■ **TASK BRIEF**:
For the listing below, give the number of lines in which "into" occurs. Add nothing.

■ **DATA SECTION**:
━━━━━━

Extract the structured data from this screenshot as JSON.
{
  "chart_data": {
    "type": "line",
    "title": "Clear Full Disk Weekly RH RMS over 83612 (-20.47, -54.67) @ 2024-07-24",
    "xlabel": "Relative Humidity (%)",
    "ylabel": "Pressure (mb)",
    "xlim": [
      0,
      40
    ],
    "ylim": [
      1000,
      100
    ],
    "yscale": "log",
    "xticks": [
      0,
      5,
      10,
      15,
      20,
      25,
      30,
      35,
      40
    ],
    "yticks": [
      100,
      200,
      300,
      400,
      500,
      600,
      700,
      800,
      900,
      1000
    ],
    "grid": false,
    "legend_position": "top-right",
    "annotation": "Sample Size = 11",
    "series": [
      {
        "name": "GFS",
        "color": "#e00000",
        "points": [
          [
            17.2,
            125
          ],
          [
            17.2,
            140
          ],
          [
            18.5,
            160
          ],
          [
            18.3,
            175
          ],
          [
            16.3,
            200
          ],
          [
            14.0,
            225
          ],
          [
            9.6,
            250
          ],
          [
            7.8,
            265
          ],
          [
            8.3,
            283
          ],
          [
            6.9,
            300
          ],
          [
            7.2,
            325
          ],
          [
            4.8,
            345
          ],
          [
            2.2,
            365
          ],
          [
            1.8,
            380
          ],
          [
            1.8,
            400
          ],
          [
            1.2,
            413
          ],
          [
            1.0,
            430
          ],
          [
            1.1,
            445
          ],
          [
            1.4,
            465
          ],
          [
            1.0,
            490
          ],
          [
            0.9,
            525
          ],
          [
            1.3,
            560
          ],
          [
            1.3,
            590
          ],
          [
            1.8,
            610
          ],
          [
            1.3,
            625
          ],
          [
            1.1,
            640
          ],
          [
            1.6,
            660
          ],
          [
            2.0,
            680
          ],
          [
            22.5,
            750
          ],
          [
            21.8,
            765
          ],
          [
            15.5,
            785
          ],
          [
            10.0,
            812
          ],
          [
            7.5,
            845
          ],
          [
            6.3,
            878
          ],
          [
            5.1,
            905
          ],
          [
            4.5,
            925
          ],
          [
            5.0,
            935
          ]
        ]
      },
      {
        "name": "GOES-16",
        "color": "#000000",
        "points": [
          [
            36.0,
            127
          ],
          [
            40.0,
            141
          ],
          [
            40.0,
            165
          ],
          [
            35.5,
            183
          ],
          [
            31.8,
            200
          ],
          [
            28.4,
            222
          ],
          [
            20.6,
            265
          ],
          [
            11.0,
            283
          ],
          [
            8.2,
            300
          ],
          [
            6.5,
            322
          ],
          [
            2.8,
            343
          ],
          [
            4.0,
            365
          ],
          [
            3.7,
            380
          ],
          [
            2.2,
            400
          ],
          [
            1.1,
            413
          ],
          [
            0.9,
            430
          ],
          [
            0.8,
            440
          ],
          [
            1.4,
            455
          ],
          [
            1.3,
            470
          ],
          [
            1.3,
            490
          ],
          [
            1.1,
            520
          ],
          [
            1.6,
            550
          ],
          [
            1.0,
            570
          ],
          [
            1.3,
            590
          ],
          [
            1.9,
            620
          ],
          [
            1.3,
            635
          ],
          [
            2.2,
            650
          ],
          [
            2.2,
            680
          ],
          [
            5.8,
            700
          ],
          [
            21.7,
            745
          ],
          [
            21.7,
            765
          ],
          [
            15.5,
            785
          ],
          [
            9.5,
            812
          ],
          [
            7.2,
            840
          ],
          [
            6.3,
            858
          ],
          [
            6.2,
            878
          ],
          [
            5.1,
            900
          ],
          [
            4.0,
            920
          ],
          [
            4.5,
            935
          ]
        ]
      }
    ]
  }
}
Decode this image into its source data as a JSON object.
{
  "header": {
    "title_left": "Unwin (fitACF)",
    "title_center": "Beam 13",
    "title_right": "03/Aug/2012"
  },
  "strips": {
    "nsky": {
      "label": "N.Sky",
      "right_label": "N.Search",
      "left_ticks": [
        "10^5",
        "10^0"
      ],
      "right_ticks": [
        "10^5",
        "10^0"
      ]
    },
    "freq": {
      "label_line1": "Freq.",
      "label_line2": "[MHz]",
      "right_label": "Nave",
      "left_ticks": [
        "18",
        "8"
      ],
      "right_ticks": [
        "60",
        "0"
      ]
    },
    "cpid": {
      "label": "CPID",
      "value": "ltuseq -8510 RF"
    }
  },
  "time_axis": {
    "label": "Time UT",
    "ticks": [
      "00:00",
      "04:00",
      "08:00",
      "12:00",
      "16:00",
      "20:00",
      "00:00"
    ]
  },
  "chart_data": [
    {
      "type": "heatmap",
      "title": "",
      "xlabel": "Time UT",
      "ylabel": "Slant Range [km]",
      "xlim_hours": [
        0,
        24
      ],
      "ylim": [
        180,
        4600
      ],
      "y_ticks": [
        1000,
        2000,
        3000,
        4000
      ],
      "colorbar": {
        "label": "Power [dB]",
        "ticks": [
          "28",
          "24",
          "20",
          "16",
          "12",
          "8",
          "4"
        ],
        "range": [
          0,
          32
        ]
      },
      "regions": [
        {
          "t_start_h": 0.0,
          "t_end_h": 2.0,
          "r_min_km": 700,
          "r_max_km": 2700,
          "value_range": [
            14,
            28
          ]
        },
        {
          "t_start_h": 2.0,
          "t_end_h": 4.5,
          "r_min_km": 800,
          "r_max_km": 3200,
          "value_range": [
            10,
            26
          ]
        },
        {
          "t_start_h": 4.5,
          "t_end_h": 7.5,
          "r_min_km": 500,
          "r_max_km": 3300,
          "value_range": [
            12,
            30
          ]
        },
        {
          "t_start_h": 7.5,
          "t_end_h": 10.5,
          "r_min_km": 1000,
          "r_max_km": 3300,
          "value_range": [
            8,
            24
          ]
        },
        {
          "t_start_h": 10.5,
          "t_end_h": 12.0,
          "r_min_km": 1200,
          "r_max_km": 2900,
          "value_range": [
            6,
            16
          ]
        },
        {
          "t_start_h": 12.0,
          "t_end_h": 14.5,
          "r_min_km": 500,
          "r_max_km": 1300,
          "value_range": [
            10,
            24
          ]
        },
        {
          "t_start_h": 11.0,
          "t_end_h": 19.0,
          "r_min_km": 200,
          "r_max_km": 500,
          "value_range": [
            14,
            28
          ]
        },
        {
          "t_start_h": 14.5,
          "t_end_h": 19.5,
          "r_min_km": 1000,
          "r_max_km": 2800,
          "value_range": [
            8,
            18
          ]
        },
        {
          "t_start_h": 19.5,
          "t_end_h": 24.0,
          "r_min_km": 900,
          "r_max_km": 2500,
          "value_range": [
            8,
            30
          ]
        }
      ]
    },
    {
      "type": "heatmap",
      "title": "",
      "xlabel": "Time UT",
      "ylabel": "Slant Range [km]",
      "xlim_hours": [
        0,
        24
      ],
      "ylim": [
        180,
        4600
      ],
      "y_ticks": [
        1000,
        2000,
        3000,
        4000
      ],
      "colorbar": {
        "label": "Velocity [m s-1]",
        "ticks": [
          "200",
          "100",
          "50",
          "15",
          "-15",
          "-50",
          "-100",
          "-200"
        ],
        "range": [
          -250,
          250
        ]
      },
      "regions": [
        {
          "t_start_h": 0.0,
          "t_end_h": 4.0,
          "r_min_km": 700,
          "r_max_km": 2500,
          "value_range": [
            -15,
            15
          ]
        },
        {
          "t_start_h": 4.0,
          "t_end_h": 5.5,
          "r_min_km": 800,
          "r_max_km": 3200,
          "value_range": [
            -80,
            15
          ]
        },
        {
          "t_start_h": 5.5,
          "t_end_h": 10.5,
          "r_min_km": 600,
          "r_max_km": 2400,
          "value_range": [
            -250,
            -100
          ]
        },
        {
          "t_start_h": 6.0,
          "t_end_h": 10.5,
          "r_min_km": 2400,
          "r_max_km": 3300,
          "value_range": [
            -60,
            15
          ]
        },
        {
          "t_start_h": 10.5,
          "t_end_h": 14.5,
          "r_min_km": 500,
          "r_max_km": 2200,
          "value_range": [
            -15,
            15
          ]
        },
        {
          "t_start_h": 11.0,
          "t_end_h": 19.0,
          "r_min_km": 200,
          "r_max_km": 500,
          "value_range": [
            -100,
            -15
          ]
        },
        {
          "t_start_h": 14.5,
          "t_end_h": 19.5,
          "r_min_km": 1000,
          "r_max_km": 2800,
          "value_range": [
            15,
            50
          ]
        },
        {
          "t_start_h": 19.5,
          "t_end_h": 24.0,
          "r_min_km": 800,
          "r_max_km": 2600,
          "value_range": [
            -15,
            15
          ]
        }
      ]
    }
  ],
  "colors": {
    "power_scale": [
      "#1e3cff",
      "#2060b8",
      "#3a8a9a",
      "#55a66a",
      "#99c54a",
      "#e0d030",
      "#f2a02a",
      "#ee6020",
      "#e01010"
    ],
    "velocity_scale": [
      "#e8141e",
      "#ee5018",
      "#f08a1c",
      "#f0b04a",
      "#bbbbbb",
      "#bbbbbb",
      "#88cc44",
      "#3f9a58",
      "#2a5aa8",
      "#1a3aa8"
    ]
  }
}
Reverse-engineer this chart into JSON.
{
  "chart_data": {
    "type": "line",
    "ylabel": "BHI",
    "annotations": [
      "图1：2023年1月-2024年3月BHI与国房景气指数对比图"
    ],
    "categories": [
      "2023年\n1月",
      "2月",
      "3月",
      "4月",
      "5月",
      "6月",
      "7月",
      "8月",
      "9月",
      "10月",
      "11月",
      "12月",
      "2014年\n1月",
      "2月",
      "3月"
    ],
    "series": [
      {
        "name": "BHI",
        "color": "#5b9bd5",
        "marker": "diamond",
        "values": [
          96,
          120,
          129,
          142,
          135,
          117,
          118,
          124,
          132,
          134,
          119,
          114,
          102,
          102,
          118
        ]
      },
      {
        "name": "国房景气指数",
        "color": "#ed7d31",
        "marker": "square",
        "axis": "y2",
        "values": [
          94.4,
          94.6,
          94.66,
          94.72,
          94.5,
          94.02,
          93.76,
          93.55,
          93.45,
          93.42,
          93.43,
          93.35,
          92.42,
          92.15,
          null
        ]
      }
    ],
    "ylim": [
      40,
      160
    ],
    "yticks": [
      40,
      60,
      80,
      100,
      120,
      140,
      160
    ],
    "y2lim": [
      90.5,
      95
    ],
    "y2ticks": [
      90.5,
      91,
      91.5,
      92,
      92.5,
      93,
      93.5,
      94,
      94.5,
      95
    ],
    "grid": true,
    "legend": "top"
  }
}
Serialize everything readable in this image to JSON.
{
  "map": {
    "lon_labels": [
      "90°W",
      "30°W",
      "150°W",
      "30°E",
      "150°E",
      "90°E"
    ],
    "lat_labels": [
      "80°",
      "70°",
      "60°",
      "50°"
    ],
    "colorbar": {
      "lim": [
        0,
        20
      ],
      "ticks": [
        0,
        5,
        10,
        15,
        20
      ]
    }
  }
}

━━━━━━

■ **SOLUTION**:
2